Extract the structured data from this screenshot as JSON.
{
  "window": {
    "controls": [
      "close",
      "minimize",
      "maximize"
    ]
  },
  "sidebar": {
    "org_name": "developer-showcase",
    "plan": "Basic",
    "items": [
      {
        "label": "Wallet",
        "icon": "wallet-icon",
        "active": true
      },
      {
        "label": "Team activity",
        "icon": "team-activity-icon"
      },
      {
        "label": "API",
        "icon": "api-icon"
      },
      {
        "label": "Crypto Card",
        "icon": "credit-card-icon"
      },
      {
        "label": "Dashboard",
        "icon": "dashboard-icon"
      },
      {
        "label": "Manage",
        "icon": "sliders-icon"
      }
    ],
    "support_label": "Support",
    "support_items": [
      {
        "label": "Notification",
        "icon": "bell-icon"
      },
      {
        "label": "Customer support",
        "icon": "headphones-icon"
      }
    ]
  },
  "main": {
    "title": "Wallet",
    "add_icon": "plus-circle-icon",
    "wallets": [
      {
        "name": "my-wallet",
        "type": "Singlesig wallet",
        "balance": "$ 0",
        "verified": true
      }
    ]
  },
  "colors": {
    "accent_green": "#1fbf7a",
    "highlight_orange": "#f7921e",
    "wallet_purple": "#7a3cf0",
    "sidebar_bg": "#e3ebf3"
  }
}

----------------

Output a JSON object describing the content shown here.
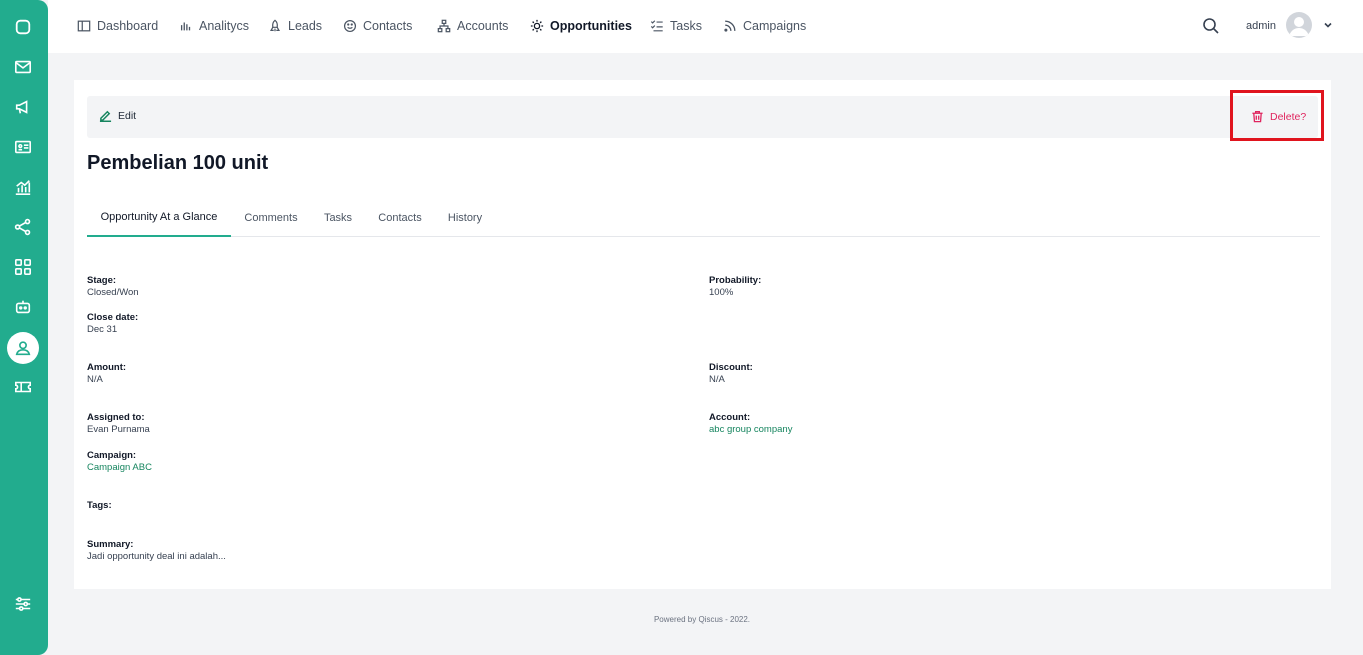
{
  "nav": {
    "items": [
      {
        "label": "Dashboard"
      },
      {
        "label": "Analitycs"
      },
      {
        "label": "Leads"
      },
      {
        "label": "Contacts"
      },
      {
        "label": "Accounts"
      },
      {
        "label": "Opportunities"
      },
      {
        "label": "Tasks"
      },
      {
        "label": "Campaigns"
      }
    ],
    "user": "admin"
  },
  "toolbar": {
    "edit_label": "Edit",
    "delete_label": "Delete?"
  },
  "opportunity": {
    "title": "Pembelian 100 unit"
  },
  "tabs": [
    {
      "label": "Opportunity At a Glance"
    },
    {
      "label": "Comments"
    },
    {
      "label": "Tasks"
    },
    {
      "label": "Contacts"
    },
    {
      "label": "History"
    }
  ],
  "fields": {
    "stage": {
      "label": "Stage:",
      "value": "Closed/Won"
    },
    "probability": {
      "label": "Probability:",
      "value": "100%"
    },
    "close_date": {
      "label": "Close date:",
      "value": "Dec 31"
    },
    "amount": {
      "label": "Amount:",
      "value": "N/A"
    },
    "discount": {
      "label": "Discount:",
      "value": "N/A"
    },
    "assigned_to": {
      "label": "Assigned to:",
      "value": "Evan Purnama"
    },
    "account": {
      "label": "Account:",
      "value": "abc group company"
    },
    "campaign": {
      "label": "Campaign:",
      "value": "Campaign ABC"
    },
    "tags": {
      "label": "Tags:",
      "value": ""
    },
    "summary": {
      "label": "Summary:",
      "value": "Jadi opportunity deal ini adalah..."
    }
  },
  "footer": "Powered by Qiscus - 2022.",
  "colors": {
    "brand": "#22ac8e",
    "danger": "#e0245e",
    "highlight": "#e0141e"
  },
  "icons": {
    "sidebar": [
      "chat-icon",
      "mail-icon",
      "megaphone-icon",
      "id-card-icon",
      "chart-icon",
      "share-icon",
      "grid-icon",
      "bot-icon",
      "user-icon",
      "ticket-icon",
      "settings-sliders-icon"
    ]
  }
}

----------------

● The exercise
Gather, from the listing above, every line carrying the word "sliders".

● Full answer
        "icon": "sliders-icon"
      "settings-sliders-icon"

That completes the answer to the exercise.